(Items from a figure collection)
[Begin]

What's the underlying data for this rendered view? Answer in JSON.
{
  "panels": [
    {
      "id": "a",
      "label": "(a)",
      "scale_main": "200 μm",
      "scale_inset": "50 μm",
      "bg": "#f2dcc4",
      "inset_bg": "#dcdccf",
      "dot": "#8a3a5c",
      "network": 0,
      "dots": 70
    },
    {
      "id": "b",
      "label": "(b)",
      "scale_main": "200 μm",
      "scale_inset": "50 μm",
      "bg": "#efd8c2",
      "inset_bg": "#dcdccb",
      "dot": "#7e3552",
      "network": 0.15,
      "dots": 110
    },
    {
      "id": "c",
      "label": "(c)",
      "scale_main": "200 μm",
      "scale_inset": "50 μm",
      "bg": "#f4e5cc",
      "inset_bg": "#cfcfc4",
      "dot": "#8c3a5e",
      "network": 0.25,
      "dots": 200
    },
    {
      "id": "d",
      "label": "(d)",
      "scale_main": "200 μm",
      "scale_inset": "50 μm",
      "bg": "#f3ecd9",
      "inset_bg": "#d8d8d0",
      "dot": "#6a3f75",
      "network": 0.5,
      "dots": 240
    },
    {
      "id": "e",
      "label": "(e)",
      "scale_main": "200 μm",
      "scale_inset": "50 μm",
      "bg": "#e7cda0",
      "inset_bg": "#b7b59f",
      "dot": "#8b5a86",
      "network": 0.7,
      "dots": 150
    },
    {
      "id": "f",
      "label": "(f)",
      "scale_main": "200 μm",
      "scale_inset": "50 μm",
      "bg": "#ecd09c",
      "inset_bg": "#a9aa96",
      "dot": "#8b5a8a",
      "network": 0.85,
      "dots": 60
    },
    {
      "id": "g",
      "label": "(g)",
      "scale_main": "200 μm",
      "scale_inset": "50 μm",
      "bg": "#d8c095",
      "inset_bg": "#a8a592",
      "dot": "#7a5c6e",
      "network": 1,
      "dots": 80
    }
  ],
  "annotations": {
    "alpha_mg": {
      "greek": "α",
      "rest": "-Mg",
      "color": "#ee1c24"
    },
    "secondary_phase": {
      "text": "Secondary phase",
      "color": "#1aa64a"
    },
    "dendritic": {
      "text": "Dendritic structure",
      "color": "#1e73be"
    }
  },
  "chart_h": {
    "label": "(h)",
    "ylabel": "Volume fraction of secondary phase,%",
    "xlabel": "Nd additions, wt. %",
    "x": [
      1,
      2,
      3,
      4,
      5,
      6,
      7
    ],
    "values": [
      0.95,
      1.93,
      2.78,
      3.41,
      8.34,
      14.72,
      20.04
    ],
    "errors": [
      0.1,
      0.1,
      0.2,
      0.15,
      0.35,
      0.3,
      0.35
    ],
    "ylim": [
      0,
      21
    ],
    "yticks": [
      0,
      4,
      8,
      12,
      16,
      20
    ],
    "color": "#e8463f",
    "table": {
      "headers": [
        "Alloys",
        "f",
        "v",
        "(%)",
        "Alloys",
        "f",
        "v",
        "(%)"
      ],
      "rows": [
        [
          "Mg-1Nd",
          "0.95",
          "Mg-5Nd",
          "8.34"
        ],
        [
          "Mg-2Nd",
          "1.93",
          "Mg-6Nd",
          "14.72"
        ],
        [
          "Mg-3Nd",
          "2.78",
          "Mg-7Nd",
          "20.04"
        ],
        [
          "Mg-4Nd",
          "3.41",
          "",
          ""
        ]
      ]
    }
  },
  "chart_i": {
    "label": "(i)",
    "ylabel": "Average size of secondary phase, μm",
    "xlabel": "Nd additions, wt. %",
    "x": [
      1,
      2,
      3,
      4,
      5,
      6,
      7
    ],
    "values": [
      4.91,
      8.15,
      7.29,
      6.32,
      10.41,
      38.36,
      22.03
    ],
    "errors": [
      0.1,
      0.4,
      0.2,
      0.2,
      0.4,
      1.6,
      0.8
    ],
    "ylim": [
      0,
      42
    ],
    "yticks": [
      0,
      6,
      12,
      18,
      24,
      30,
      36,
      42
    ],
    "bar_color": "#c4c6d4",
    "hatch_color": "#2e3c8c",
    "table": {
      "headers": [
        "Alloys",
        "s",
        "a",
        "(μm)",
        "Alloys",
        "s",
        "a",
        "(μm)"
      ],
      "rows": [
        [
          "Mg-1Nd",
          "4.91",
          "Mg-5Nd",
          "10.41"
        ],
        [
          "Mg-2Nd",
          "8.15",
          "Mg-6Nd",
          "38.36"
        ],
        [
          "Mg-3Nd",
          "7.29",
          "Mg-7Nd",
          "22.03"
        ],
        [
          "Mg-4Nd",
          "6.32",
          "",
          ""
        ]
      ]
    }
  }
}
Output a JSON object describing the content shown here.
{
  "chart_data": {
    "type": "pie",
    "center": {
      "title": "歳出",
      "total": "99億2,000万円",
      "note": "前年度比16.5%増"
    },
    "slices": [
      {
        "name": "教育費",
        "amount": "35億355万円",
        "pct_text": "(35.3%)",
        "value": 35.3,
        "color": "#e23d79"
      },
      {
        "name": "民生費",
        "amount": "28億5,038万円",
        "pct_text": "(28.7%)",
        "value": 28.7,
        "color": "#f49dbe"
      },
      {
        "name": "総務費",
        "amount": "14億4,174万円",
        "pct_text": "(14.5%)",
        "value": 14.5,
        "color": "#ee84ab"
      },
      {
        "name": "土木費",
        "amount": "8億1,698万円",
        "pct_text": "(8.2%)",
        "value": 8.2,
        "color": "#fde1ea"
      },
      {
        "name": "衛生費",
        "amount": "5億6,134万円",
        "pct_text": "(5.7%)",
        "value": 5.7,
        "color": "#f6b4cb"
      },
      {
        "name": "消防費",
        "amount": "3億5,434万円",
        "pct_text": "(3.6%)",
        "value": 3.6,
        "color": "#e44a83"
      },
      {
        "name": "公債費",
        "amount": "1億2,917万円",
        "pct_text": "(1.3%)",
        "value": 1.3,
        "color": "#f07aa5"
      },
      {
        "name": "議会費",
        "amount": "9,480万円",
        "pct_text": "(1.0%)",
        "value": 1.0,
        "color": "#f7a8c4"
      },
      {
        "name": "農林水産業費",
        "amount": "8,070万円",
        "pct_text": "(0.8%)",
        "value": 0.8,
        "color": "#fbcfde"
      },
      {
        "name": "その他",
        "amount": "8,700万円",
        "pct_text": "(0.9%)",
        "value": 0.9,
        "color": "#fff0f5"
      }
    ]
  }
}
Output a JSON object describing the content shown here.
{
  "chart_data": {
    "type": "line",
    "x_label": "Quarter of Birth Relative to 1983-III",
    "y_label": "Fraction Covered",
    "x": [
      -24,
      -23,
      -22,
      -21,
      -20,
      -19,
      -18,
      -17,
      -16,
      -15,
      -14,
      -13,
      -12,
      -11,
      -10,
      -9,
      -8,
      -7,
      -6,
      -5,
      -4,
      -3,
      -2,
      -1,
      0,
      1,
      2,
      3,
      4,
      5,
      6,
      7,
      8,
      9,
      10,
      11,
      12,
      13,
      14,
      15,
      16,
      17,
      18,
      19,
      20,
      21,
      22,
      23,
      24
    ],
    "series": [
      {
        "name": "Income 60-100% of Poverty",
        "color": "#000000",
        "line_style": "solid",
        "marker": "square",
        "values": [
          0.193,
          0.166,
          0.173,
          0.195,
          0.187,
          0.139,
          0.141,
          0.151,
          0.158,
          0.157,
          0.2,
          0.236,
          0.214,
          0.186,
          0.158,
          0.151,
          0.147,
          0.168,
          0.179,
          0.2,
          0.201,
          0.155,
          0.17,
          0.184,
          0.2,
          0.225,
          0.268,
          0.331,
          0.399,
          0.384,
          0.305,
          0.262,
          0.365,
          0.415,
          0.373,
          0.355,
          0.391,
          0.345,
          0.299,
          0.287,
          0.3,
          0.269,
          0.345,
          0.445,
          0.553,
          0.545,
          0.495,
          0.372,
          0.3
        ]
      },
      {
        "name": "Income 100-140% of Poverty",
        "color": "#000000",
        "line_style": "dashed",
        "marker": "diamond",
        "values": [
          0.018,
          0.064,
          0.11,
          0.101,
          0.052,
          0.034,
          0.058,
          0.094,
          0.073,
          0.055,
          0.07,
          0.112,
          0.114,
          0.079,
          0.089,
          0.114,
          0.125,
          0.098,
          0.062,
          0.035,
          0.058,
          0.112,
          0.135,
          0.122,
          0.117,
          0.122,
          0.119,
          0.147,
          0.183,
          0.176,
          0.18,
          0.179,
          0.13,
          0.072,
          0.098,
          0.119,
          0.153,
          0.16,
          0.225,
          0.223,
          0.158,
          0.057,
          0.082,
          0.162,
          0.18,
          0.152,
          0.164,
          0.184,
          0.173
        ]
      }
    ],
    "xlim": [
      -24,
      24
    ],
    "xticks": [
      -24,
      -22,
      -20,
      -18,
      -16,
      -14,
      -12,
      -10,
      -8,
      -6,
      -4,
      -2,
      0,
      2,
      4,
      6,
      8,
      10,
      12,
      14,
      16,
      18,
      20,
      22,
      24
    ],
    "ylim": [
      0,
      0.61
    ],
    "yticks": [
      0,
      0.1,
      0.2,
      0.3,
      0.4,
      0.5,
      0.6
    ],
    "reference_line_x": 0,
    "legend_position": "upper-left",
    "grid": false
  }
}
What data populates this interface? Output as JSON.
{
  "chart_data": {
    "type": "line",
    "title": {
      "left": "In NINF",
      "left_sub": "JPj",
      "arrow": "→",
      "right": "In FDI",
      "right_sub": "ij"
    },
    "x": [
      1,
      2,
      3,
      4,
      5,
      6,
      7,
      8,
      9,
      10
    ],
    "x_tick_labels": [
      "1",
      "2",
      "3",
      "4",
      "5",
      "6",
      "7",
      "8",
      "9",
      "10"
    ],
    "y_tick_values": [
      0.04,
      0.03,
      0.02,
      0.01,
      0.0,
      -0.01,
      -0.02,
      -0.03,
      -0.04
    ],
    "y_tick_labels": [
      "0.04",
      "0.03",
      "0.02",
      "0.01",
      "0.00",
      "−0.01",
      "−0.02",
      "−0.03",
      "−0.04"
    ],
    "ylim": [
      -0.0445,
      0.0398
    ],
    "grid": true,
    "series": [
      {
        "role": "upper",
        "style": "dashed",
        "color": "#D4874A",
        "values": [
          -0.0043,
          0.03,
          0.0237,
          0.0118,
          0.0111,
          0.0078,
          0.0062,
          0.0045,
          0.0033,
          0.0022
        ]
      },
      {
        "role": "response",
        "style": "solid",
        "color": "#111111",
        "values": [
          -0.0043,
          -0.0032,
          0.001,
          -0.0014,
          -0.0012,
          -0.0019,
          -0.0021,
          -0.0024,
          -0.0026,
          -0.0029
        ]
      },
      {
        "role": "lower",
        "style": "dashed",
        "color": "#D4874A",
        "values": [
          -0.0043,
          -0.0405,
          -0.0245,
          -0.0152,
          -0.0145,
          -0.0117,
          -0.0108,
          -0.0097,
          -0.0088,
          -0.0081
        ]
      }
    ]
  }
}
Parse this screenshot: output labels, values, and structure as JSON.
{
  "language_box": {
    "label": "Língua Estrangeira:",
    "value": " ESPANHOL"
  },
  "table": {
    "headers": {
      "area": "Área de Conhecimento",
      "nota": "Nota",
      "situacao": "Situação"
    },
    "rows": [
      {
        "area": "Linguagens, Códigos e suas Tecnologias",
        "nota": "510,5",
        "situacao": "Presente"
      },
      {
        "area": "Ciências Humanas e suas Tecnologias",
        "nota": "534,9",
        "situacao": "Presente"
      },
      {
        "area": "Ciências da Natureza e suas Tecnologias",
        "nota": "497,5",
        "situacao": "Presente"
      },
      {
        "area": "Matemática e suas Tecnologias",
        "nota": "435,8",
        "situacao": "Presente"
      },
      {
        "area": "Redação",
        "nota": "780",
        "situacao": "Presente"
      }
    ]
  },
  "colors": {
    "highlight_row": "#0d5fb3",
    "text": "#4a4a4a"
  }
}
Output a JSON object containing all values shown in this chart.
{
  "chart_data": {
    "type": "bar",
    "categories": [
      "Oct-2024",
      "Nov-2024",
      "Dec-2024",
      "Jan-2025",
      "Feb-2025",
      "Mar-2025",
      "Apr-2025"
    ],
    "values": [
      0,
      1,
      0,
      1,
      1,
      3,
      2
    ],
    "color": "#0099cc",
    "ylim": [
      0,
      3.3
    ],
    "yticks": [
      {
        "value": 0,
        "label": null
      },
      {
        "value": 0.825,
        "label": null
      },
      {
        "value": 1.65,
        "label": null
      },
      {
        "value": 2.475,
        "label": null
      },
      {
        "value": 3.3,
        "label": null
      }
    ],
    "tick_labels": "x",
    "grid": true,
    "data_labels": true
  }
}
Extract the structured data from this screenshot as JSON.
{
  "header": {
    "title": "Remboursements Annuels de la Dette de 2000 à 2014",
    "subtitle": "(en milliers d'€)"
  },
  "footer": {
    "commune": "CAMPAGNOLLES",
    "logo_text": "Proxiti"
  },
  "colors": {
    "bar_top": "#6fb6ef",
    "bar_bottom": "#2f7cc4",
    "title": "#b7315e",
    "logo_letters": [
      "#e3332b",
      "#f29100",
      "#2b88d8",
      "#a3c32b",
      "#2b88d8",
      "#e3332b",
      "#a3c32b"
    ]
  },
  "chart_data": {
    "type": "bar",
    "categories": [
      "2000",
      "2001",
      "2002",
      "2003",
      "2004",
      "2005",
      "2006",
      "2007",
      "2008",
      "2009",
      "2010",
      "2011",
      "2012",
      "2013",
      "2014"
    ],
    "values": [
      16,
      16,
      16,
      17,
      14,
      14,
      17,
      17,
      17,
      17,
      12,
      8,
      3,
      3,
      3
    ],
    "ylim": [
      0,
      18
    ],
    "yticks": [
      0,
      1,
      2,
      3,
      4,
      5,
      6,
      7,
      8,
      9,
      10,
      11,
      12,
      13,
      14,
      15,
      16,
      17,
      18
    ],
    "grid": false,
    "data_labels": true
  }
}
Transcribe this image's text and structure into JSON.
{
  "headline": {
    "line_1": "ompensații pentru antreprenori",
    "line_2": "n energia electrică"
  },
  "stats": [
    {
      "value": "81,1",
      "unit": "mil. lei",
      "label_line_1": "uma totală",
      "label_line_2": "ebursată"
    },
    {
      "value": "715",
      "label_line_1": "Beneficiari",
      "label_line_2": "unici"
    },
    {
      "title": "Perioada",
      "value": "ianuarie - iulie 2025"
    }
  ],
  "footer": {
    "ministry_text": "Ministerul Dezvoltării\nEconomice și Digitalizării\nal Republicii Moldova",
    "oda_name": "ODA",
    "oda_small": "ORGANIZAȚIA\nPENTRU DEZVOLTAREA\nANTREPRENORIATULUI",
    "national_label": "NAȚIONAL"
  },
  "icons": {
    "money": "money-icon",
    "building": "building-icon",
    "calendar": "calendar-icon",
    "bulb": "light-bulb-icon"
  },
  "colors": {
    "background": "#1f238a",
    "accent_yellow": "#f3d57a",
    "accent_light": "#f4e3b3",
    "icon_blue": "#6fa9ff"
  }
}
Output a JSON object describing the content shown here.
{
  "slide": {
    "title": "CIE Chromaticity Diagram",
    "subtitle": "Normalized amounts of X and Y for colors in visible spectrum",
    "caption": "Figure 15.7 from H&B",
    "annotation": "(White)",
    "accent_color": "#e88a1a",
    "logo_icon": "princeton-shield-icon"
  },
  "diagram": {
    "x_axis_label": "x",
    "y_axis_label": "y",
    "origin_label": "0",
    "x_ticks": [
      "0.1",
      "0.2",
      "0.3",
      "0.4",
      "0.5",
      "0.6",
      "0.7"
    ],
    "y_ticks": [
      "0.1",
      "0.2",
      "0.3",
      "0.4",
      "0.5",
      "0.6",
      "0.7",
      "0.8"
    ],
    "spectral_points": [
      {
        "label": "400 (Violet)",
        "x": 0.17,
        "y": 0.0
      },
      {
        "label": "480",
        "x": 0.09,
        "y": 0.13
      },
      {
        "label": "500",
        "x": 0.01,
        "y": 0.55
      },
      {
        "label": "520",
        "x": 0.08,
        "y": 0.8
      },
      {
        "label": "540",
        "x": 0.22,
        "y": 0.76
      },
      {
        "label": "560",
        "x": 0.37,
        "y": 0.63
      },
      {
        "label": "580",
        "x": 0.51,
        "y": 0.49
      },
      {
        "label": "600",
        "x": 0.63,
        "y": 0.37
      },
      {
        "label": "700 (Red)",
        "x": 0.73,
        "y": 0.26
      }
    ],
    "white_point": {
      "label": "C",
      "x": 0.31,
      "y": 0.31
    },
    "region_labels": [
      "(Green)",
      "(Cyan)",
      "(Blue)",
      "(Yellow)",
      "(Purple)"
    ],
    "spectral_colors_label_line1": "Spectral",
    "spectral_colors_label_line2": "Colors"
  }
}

[End]

## Stated problem:
Look through the listing and extract every line with "Ciências" in it.

## Full response:
        "area": "Ciências Humanas e suas Tecnologias",
        "area": "Ciências da Natureza e suas Tecnologias",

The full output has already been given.